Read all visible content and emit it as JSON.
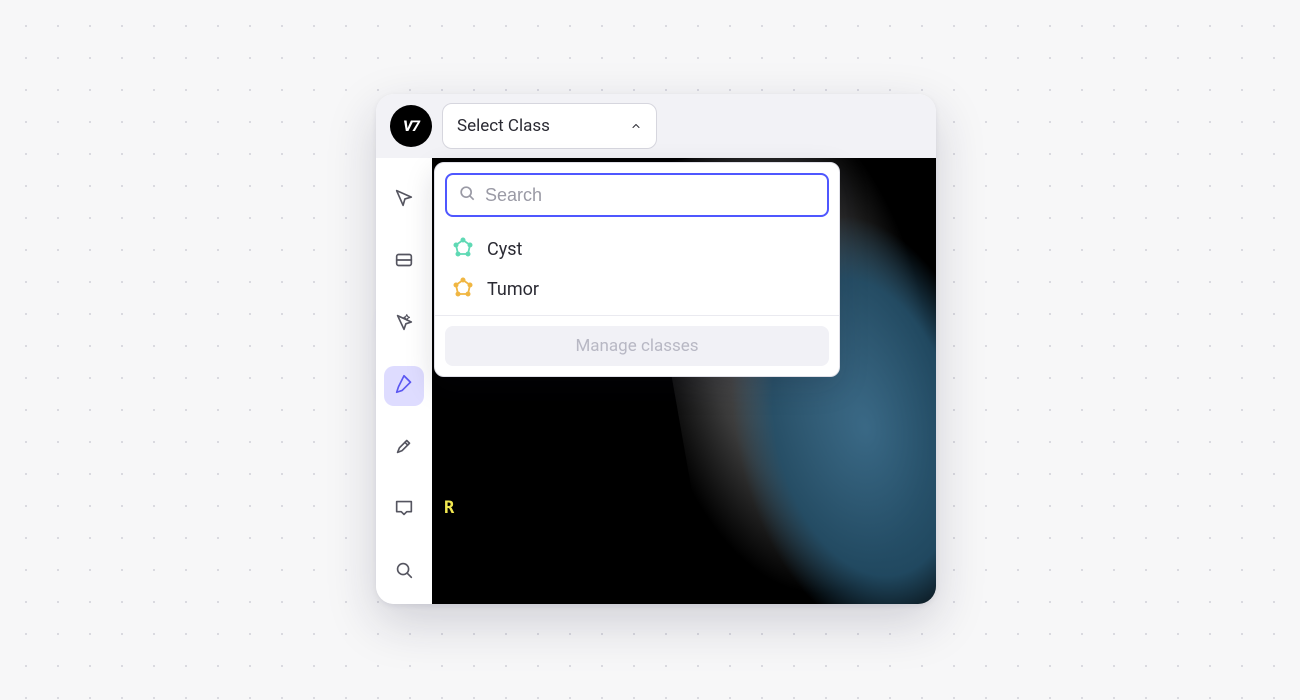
{
  "app": {
    "brand": "V7"
  },
  "header": {
    "select_class_label": "Select Class"
  },
  "dropdown": {
    "search_placeholder": "Search",
    "classes": [
      {
        "label": "Cyst",
        "color": "#5fd9b4"
      },
      {
        "label": "Tumor",
        "color": "#f0b642"
      }
    ],
    "manage_label": "Manage classes"
  },
  "toolbar": {
    "tools": [
      {
        "id": "select",
        "active": false
      },
      {
        "id": "bbox",
        "active": false
      },
      {
        "id": "auto",
        "active": false
      },
      {
        "id": "polygon",
        "active": true
      },
      {
        "id": "brush",
        "active": false
      },
      {
        "id": "comment",
        "active": false
      },
      {
        "id": "zoom",
        "active": false
      }
    ]
  },
  "canvas": {
    "marker": "R"
  },
  "colors": {
    "accent": "#4f57ff",
    "tool_active_bg": "#dedcff",
    "tool_active_fg": "#5b57f2"
  }
}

WORK REQUIRED. Produce a verbatim transcription of every line in the listing, images omitted.

SOLUTION TO THE EXERCISE.
Read all visible content and emit it as JSON.
{
  "app": {
    "brand": "V7"
  },
  "header": {
    "select_class_label": "Select Class"
  },
  "dropdown": {
    "search_placeholder": "Search",
    "classes": [
      {
        "label": "Cyst",
        "color": "#5fd9b4"
      },
      {
        "label": "Tumor",
        "color": "#f0b642"
      }
    ],
    "manage_label": "Manage classes"
  },
  "toolbar": {
    "tools": [
      {
        "id": "select",
        "active": false
      },
      {
        "id": "bbox",
        "active": false
      },
      {
        "id": "auto",
        "active": false
      },
      {
        "id": "polygon",
        "active": true
      },
      {
        "id": "brush",
        "active": false
      },
      {
        "id": "comment",
        "active": false
      },
      {
        "id": "zoom",
        "active": false
      }
    ]
  },
  "canvas": {
    "marker": "R"
  },
  "colors": {
    "accent": "#4f57ff",
    "tool_active_bg": "#dedcff",
    "tool_active_fg": "#5b57f2"
  }
}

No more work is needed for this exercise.